§ **About this task**:
Extend the faculty commentary on the Kyle Rittenhouse verdict, beginning immediately after its final sentence.

Quoted passage: Begin

Kyle Rittenhouse, a man who shot and killed two protestors and wounded another, was sent to trial in early November of this year. Throughout the case his attorneys argued self-defense, making his slaying of two innocent people permissible. He was found not guilty on all six charges in court. What does this say about how our current criminal justice system operates? Are there biases that impact marginalized communities? What can we do going forward to mitigate social injustice within the legal and judicial system?
Prof. Aaron Bray (LGLS)
In my humble opinion, a jury of Kyle Rittenhouse’s peers used a very powerful tool called ‘jury nullification’ to obtain their version of justice for a member of their community. Going forward, I hope members of our community begin to see jury duty not as a burden to avoid but as an opportunity to combat mass incarceration and to fight back against laws that we find unjust. For instance, when members of our community are prosecuted for drug offenses that carry excessive mandatory minimum sentences, we can use jury nullification to ensure that our definition of justice is served. Juries are more powerful than judges. But we can only exercise that power if we are willing to show up for one another by actually serving on juries.

Quoted passage: End
Dataset extract: Begin

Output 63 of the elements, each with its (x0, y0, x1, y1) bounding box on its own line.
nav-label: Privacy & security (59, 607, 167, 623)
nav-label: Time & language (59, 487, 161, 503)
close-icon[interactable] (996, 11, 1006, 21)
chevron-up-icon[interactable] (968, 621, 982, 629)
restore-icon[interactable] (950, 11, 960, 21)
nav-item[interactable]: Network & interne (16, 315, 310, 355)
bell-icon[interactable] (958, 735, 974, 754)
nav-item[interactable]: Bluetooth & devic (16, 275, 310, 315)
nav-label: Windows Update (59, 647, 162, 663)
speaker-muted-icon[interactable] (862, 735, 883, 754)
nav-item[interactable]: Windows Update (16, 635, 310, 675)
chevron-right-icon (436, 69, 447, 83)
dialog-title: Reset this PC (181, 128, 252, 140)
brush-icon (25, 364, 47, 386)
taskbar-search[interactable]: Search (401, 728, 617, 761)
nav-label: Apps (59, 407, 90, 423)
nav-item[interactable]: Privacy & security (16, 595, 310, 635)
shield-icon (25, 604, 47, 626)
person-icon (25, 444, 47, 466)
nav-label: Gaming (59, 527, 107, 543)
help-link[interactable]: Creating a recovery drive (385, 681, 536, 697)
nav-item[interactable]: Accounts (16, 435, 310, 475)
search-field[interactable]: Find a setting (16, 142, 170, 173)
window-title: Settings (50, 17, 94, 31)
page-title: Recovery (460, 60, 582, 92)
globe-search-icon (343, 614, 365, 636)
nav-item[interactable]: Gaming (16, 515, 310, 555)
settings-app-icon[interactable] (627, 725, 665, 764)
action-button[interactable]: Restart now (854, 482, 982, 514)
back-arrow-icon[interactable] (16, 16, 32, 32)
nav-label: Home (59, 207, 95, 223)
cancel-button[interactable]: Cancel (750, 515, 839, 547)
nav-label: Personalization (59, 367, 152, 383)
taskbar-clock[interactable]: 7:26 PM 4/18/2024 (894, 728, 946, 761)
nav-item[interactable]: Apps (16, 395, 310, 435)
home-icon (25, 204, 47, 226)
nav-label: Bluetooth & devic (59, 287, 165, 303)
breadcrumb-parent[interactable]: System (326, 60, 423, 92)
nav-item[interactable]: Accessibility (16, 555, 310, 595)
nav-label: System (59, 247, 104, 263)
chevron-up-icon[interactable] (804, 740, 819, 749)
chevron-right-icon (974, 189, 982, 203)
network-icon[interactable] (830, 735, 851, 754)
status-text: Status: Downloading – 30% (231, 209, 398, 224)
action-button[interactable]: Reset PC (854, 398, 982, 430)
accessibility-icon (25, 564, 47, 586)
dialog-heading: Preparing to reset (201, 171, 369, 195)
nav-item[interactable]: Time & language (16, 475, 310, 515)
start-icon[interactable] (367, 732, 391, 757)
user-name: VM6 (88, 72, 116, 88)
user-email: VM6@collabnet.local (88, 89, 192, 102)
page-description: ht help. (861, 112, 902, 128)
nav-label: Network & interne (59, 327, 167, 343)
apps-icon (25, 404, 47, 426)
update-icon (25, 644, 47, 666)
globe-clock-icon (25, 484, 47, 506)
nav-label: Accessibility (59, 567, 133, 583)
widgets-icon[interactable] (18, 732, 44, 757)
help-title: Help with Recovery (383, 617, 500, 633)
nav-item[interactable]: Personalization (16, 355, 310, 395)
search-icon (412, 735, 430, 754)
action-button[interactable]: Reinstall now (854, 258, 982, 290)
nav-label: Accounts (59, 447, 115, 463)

Dataset extract: End

§ **Result for this exercise**:
Aaron Bray is a lecturer in the legal studies department specializing in criminal law.
It is painful and scary that we cannot tell a cocky white teenager that carrying a semi-automatic rifle –and shooting three protesters, was illegal. The long-barreled weapon fell through a loophole in Wisconsin’s juvenile-carry law, and the prosecution’s own witnesses admitted that Rittenhouse was not the first aggressor; the men he shot chased him, hit him and pointed a gun at him. In a dangerous cycle, rampant gun-carrying makes shooting in self-defense more “reasonable.” The jury found that a “reasonable” person in Rittenhouse’s situation could fear that lethal force was needed to repel lethal force – regardless of how “innocent” the men he shot may have been. The trial of this white-on-white shooting was a model of due process, even if the outcome seems distressing.
It is doubtful that a person of color in Rittenhouse’s situation would have received the same due process. Black defendants are disproportionately arrested, charged and convicted–and receive sentences more severe than white defendants’. Moreover, there could be no more egregious denial of due process than the suffocation of George Floyd under an officer’s knee. So, it is painfully ironic that the men Rittenhouse shot were protesting rampant police misconduct. Indeed, the “reasonable person” standard which acquitted Rittenhouse contributes to the cycle of systemic racism: white jurors, awash in images disproportionately of Black and Brown criminal defendants, may think it more “reasonable” to fear such people.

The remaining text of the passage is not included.